YOUR OBJECTIVE →
Send back all the data below, exactly as given.
··········
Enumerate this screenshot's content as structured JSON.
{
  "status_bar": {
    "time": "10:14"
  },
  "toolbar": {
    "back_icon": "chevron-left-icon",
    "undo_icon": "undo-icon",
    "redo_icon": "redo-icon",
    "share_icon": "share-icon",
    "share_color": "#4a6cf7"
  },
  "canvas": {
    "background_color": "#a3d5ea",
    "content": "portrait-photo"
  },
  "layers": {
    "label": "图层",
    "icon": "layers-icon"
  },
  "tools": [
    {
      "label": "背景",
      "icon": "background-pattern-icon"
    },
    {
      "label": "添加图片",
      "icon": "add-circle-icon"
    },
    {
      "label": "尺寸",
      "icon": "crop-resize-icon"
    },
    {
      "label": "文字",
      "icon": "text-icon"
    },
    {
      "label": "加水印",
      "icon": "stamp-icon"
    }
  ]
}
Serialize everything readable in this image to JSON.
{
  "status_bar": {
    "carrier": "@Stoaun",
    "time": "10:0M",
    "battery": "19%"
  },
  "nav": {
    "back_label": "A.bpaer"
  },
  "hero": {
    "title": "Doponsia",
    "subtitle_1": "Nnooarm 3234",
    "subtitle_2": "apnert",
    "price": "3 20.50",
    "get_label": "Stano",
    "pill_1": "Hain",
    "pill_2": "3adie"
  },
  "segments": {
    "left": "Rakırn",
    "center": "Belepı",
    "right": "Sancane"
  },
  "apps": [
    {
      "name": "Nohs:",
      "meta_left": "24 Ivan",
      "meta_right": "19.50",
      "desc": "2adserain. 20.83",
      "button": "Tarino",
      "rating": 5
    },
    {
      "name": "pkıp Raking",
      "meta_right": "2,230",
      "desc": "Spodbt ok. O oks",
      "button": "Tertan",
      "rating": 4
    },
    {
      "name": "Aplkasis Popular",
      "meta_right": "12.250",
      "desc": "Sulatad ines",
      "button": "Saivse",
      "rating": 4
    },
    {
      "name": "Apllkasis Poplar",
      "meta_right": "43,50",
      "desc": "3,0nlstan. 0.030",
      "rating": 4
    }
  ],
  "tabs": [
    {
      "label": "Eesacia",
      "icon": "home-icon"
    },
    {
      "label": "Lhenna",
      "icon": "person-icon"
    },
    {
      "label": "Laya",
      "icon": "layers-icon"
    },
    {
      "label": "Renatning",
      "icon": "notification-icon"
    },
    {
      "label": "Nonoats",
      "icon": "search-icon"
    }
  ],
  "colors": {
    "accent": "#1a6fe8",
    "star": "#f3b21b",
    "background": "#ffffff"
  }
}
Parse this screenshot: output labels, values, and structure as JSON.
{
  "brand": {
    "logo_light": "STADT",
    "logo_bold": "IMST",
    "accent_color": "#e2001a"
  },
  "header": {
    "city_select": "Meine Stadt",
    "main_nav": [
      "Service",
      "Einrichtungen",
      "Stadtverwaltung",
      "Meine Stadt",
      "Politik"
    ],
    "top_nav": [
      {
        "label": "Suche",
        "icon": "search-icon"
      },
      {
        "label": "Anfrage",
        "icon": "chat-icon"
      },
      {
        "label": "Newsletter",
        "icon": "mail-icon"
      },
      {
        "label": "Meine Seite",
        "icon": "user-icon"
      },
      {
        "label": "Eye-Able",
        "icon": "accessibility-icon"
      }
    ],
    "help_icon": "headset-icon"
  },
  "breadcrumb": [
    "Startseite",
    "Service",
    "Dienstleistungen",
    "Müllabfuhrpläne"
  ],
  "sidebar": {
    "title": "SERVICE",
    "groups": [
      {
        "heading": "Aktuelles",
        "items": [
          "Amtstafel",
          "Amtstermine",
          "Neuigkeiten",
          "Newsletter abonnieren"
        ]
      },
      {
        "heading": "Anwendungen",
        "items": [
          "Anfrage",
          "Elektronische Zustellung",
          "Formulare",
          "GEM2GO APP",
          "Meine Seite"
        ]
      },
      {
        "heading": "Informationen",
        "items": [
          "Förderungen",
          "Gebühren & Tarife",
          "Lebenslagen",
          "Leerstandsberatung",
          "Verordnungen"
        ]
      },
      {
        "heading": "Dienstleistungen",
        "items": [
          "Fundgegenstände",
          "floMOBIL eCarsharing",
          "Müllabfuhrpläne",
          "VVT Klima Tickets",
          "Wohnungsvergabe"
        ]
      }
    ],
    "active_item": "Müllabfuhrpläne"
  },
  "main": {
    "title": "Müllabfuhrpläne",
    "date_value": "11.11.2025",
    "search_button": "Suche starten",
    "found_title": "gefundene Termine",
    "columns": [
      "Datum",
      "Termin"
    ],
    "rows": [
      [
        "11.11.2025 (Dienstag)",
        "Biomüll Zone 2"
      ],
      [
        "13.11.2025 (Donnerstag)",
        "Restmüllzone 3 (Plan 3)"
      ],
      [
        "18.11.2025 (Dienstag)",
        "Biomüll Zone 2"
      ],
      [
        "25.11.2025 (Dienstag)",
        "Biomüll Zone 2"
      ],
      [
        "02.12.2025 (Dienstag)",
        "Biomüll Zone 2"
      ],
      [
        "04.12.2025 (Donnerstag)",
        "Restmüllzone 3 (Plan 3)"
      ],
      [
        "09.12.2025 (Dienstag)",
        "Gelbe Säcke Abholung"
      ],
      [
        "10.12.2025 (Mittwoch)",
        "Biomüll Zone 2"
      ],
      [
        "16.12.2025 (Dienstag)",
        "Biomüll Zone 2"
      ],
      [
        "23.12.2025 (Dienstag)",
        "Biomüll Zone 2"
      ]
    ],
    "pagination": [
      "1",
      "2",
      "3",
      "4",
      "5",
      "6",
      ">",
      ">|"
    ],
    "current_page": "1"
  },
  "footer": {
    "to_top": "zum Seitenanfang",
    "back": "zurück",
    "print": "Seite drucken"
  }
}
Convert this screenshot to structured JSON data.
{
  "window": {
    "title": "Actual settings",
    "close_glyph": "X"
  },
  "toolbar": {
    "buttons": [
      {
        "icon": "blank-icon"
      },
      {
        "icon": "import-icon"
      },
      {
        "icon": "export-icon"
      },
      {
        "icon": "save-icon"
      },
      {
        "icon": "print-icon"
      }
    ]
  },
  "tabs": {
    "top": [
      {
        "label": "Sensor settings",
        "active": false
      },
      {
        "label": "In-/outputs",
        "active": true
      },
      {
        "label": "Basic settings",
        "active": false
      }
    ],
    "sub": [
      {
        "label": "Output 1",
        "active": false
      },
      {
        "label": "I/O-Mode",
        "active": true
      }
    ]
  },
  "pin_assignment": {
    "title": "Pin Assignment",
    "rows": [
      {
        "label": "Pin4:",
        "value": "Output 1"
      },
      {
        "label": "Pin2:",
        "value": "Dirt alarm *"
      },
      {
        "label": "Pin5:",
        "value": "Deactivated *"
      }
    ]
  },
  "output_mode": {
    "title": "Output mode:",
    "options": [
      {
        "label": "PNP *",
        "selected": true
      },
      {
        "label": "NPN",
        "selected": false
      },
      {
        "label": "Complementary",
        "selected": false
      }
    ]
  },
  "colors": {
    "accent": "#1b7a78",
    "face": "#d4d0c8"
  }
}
··········
EXERCISE OUTPUT →
Enumerate this screenshot's content as structured JSON.
{
  "status_bar": {
    "time": "10:14"
  },
  "toolbar": {
    "back_icon": "chevron-left-icon",
    "undo_icon": "undo-icon",
    "redo_icon": "redo-icon",
    "share_icon": "share-icon",
    "share_color": "#4a6cf7"
  },
  "canvas": {
    "background_color": "#a3d5ea",
    "content": "portrait-photo"
  },
  "layers": {
    "label": "图层",
    "icon": "layers-icon"
  },
  "tools": [
    {
      "label": "背景",
      "icon": "background-pattern-icon"
    },
    {
      "label": "添加图片",
      "icon": "add-circle-icon"
    },
    {
      "label": "尺寸",
      "icon": "crop-resize-icon"
    },
    {
      "label": "文字",
      "icon": "text-icon"
    },
    {
      "label": "加水印",
      "icon": "stamp-icon"
    }
  ]
}
Serialize everything readable in this image to JSON.
{
  "status_bar": {
    "carrier": "@Stoaun",
    "time": "10:0M",
    "battery": "19%"
  },
  "nav": {
    "back_label": "A.bpaer"
  },
  "hero": {
    "title": "Doponsia",
    "subtitle_1": "Nnooarm 3234",
    "subtitle_2": "apnert",
    "price": "3 20.50",
    "get_label": "Stano",
    "pill_1": "Hain",
    "pill_2": "3adie"
  },
  "segments": {
    "left": "Rakırn",
    "center": "Belepı",
    "right": "Sancane"
  },
  "apps": [
    {
      "name": "Nohs:",
      "meta_left": "24 Ivan",
      "meta_right": "19.50",
      "desc": "2adserain. 20.83",
      "button": "Tarino",
      "rating": 5
    },
    {
      "name": "pkıp Raking",
      "meta_right": "2,230",
      "desc": "Spodbt ok. O oks",
      "button": "Tertan",
      "rating": 4
    },
    {
      "name": "Aplkasis Popular",
      "meta_right": "12.250",
      "desc": "Sulatad ines",
      "button": "Saivse",
      "rating": 4
    },
    {
      "name": "Apllkasis Poplar",
      "meta_right": "43,50",
      "desc": "3,0nlstan. 0.030",
      "rating": 4
    }
  ],
  "tabs": [
    {
      "label": "Eesacia",
      "icon": "home-icon"
    },
    {
      "label": "Lhenna",
      "icon": "person-icon"
    },
    {
      "label": "Laya",
      "icon": "layers-icon"
    },
    {
      "label": "Renatning",
      "icon": "notification-icon"
    },
    {
      "label": "Nonoats",
      "icon": "search-icon"
    }
  ],
  "colors": {
    "accent": "#1a6fe8",
    "star": "#f3b21b",
    "background": "#ffffff"
  }
}
Parse this screenshot: output labels, values, and structure as JSON.
{
  "brand": {
    "logo_light": "STADT",
    "logo_bold": "IMST",
    "accent_color": "#e2001a"
  },
  "header": {
    "city_select": "Meine Stadt",
    "main_nav": [
      "Service",
      "Einrichtungen",
      "Stadtverwaltung",
      "Meine Stadt",
      "Politik"
    ],
    "top_nav": [
      {
        "label": "Suche",
        "icon": "search-icon"
      },
      {
        "label": "Anfrage",
        "icon": "chat-icon"
      },
      {
        "label": "Newsletter",
        "icon": "mail-icon"
      },
      {
        "label": "Meine Seite",
        "icon": "user-icon"
      },
      {
        "label": "Eye-Able",
        "icon": "accessibility-icon"
      }
    ],
    "help_icon": "headset-icon"
  },
  "breadcrumb": [
    "Startseite",
    "Service",
    "Dienstleistungen",
    "Müllabfuhrpläne"
  ],
  "sidebar": {
    "title": "SERVICE",
    "groups": [
      {
        "heading": "Aktuelles",
        "items": [
          "Amtstafel",
          "Amtstermine",
          "Neuigkeiten",
          "Newsletter abonnieren"
        ]
      },
      {
        "heading": "Anwendungen",
        "items": [
          "Anfrage",
          "Elektronische Zustellung",
          "Formulare",
          "GEM2GO APP",
          "Meine Seite"
        ]
      },
      {
        "heading": "Informationen",
        "items": [
          "Förderungen",
          "Gebühren & Tarife",
          "Lebenslagen",
          "Leerstandsberatung",
          "Verordnungen"
        ]
      },
      {
        "heading": "Dienstleistungen",
        "items": [
          "Fundgegenstände",
          "floMOBIL eCarsharing",
          "Müllabfuhrpläne",
          "VVT Klima Tickets",
          "Wohnungsvergabe"
        ]
      }
    ],
    "active_item": "Müllabfuhrpläne"
  },
  "main": {
    "title": "Müllabfuhrpläne",
    "date_value": "11.11.2025",
    "search_button": "Suche starten",
    "found_title": "gefundene Termine",
    "columns": [
      "Datum",
      "Termin"
    ],
    "rows": [
      [
        "11.11.2025 (Dienstag)",
        "Biomüll Zone 2"
      ],
      [
        "13.11.2025 (Donnerstag)",
        "Restmüllzone 3 (Plan 3)"
      ],
      [
        "18.11.2025 (Dienstag)",
        "Biomüll Zone 2"
      ],
      [
        "25.11.2025 (Dienstag)",
        "Biomüll Zone 2"
      ],
      [
        "02.12.2025 (Dienstag)",
        "Biomüll Zone 2"
      ],
      [
        "04.12.2025 (Donnerstag)",
        "Restmüllzone 3 (Plan 3)"
      ],
      [
        "09.12.2025 (Dienstag)",
        "Gelbe Säcke Abholung"
      ],
      [
        "10.12.2025 (Mittwoch)",
        "Biomüll Zone 2"
      ],
      [
        "16.12.2025 (Dienstag)",
        "Biomüll Zone 2"
      ],
      [
        "23.12.2025 (Dienstag)",
        "Biomüll Zone 2"
      ]
    ],
    "pagination": [
      "1",
      "2",
      "3",
      "4",
      "5",
      "6",
      ">",
      ">|"
    ],
    "current_page": "1"
  },
  "footer": {
    "to_top": "zum Seitenanfang",
    "back": "zurück",
    "print": "Seite drucken"
  }
}
Convert this screenshot to structured JSON data.
{
  "window": {
    "title": "Actual settings",
    "close_glyph": "X"
  },
  "toolbar": {
    "buttons": [
      {
        "icon": "blank-icon"
      },
      {
        "icon": "import-icon"
      },
      {
        "icon": "export-icon"
      },
      {
        "icon": "save-icon"
      },
      {
        "icon": "print-icon"
      }
    ]
  },
  "tabs": {
    "top": [
      {
        "label": "Sensor settings",
        "active": false
      },
      {
        "label": "In-/outputs",
        "active": true
      },
      {
        "label": "Basic settings",
        "active": false
      }
    ],
    "sub": [
      {
        "label": "Output 1",
        "active": false
      },
      {
        "label": "I/O-Mode",
        "active": true
      }
    ]
  },
  "pin_assignment": {
    "title": "Pin Assignment",
    "rows": [
      {
        "label": "Pin4:",
        "value": "Output 1"
      },
      {
        "label": "Pin2:",
        "value": "Dirt alarm *"
      },
      {
        "label": "Pin5:",
        "value": "Deactivated *"
      }
    ]
  },
  "output_mode": {
    "title": "Output mode:",
    "options": [
      {
        "label": "PNP *",
        "selected": true
      },
      {
        "label": "NPN",
        "selected": false
      },
      {
        "label": "Complementary",
        "selected": false
      }
    ]
  },
  "colors": {
    "accent": "#1b7a78",
    "face": "#d4d0c8"
  }
}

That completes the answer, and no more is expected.